TEXTO EM ESTUDO
25 de agosto - [...] Sonho muito pouco; às vezes que me ocorrem no ano são contáveis pelos dedos de u’a mão e são relativamente fragmentários.
4 de setembro - [...] Aprendi que, pela lei da mínima probabilidade, devemos sim jogar na loteria (comentário sobre certo curso de vendas que tive de fazer).
12 de setembro - E no silêncio da noite, sob as cortinas do breu e da temperatura baixa ao improviso, alguém martela u’as madeiras, o rumor característico da madeira em choque é inconfundível.
15 de setembro - [...] A única coisa produzida pelo homem que é igualitária e realmente democrática - nada de eleições, escrutínios ou qualquer outro tipo de orgia democrática - é a bomba atômica. [...] igualitária tal qual queriam os comunistas/socialistas.
19 de setembro - Não preciso ver filmes americanos para saber que são ruins.
28 de setembro - [...] citei caracterizando a expressão «vontade férrea» pelo impulso de levantar e ir trabalhar, mesmo achando tudo uma grande merda. A expressão certa é «covardia férrea», talvez nem férrea, mas de platina.
8 de outubro - A música do gramofone continua a dilatar-se pelas ruas e vai fazendo parar quem a escuta. O operário largou a britadeira e olhou para o céu tépido de primavera. De onde vem a música? Como uma vaga, ela vem ocupando os espaços. De improviso, as pessoas param e tem na cara um ar nostálgico de bons tempos. A melodia continua a sua progressão, extravazou a cidade e vai rapidamente dilatando-se pelas veredas, campos cultivados, pastos, sertões e florestas. Tudo envolve-se numa calma cálica. As pessoas não correm mais nas estações de metrô e quando se esbarram, desculpam-se com cordiais reverências. O vento trouxe a música até o campo de batalha; o barulho da última bomba cessou de ecoar, os soldados saltaram das trincheirase abraçaram-se. A música era o sinal que o fim do mundo seria dali alguns instantes. E assim foi.

Dados de compreensão de documentos

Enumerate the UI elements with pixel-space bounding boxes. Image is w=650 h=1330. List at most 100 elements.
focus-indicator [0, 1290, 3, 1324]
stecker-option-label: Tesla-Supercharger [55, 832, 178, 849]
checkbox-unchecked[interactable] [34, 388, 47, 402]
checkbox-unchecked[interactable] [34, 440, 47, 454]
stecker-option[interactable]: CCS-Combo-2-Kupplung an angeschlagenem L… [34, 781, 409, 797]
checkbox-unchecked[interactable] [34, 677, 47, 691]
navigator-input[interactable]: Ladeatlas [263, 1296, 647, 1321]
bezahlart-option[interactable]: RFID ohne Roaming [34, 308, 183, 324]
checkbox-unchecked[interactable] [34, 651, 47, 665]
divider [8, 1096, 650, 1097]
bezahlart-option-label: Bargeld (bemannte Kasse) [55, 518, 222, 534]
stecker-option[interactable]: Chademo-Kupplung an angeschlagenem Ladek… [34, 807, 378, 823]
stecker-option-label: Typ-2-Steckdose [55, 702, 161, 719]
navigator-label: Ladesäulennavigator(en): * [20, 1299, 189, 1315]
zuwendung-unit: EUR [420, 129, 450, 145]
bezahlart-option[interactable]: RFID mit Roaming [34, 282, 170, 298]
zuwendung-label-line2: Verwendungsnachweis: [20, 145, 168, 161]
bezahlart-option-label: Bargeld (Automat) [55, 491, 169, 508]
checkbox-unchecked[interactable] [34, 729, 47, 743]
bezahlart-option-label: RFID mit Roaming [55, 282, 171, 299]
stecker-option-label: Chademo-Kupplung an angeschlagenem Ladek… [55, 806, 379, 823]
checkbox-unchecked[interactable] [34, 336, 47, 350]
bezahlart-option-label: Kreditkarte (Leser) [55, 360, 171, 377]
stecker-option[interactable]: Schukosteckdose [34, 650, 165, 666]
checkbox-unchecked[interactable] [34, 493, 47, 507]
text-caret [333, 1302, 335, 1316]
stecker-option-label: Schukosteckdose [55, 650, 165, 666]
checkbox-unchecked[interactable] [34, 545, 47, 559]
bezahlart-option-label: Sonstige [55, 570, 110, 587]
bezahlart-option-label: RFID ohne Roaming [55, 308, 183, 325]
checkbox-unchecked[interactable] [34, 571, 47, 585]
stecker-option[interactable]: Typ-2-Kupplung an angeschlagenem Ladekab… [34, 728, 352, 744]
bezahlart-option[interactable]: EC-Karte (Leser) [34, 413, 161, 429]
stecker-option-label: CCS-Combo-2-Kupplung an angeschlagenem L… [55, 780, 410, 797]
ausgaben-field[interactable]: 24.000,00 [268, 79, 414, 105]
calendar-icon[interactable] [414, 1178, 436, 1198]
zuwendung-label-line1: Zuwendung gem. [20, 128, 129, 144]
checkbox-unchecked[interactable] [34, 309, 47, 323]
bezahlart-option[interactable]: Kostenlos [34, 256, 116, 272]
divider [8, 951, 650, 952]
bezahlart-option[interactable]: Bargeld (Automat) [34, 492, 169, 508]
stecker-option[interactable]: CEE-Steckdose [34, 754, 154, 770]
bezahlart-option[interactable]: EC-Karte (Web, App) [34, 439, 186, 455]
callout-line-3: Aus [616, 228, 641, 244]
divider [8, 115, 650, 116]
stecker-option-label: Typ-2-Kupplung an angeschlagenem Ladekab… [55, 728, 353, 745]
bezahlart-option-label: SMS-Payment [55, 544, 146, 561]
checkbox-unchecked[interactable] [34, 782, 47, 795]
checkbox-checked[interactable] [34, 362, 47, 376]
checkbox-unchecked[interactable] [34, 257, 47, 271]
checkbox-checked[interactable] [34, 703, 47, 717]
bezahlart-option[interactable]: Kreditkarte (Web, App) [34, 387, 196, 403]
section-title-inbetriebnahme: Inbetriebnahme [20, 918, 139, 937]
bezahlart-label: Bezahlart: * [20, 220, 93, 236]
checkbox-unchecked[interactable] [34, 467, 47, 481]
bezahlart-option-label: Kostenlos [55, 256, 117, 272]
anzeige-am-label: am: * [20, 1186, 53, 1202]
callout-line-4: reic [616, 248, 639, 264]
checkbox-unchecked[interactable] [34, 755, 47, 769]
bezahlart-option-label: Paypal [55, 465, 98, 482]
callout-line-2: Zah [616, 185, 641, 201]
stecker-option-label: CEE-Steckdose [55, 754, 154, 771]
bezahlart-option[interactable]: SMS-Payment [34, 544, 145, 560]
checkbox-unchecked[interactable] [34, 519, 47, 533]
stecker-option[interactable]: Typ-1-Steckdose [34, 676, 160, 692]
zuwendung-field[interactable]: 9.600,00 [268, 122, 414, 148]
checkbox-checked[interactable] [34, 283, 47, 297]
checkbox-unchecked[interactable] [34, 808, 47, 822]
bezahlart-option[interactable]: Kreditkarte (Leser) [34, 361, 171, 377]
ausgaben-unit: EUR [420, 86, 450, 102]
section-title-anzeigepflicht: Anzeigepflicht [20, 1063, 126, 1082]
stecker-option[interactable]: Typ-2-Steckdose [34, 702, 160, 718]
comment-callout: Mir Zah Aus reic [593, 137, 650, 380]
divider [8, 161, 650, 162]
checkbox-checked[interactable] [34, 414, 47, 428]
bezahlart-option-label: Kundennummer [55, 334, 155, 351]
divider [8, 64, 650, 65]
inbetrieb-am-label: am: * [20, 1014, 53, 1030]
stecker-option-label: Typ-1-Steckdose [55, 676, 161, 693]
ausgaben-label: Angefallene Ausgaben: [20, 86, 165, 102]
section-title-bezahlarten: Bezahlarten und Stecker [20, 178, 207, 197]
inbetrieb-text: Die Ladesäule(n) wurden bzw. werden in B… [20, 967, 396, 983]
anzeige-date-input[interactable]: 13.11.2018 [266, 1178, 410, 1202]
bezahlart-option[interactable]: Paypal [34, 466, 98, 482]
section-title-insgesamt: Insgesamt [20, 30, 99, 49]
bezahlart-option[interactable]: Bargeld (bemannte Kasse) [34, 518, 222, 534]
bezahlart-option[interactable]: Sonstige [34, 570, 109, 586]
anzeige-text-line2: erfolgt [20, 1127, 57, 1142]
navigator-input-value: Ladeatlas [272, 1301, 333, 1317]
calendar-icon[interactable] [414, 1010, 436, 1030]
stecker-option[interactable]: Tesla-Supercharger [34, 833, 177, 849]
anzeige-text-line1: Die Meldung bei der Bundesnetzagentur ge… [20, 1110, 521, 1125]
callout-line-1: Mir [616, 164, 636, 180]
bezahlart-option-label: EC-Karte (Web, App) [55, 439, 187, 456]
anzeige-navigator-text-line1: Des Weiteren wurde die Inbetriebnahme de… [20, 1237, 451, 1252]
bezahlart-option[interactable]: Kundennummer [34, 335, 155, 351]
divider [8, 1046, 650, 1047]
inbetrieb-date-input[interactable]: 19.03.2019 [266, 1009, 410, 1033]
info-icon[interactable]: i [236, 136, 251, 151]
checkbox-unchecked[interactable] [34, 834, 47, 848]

EXERCÍCIO
Responda com base no texto em estudo:
1. Segundo a entrada de 25 de agosto, com que frequência quem escreve sonha?
2. Na entrada de 15 de setembro, qual é a única coisa produzida pelo homem chamada de igualitária e realmente democrática?
3. Na entrada de 8 de outubro, o que o operário largou?
O material não tem nenhum papel nesta tarefa.

RESPOSTA ABAIXO
1. Sonha muito pouco: as vezes em um ano cabem nos dedos de uma mão.
2. A bomba atômica.
3. A britadeira.